- _Task instructions_: Write out the records below once more, exactly as they stand.

(Data records)
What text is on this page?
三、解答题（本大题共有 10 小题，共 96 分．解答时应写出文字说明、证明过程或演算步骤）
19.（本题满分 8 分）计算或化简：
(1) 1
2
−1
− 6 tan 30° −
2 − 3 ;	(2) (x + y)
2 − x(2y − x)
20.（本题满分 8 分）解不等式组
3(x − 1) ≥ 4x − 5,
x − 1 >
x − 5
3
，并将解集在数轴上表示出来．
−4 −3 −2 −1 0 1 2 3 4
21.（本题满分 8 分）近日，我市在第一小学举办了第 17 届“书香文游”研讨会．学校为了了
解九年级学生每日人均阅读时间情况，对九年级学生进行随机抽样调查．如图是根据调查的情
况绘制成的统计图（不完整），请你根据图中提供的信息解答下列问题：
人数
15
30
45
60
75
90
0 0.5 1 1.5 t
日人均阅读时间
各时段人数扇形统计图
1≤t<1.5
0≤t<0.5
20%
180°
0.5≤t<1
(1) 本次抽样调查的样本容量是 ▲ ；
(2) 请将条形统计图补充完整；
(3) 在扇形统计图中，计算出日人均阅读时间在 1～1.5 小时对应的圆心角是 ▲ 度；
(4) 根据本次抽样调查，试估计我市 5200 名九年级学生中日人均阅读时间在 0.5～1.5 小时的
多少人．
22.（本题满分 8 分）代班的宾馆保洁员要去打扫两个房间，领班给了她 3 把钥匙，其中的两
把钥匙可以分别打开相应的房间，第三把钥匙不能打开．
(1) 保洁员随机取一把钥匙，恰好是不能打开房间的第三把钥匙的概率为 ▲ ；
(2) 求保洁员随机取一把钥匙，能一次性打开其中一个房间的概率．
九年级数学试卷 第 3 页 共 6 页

- _Exercise output_:
What text is on this page?
三、解答题（本大题共有 10 小题，共 96 分．解答时应写出文字说明、证明过程或演算步骤）
19.（本题满分 8 分）计算或化简：
(1) 1
2
−1
− 6 tan 30° −
2 − 3 ;	(2) (x + y)
2 − x(2y − x)
20.（本题满分 8 分）解不等式组
3(x − 1) ≥ 4x − 5,
x − 1 >
x − 5
3
，并将解集在数轴上表示出来．
−4 −3 −2 −1 0 1 2 3 4
21.（本题满分 8 分）近日，我市在第一小学举办了第 17 届“书香文游”研讨会．学校为了了
解九年级学生每日人均阅读时间情况，对九年级学生进行随机抽样调查．如图是根据调查的情
况绘制成的统计图（不完整），请你根据图中提供的信息解答下列问题：
人数
15
30
45
60
75
90
0 0.5 1 1.5 t
日人均阅读时间
各时段人数扇形统计图
1≤t<1.5
0≤t<0.5
20%
180°
0.5≤t<1
(1) 本次抽样调查的样本容量是 ▲ ；
(2) 请将条形统计图补充完整；
(3) 在扇形统计图中，计算出日人均阅读时间在 1～1.5 小时对应的圆心角是 ▲ 度；
(4) 根据本次抽样调查，试估计我市 5200 名九年级学生中日人均阅读时间在 0.5～1.5 小时的
多少人．
22.（本题满分 8 分）代班的宾馆保洁员要去打扫两个房间，领班给了她 3 把钥匙，其中的两
把钥匙可以分别打开相应的房间，第三把钥匙不能打开．
(1) 保洁员随机取一把钥匙，恰好是不能打开房间的第三把钥匙的概率为 ▲ ；
(2) 求保洁员随机取一把钥匙，能一次性打开其中一个房间的概率．
九年级数学试卷 第 3 页 共 6 页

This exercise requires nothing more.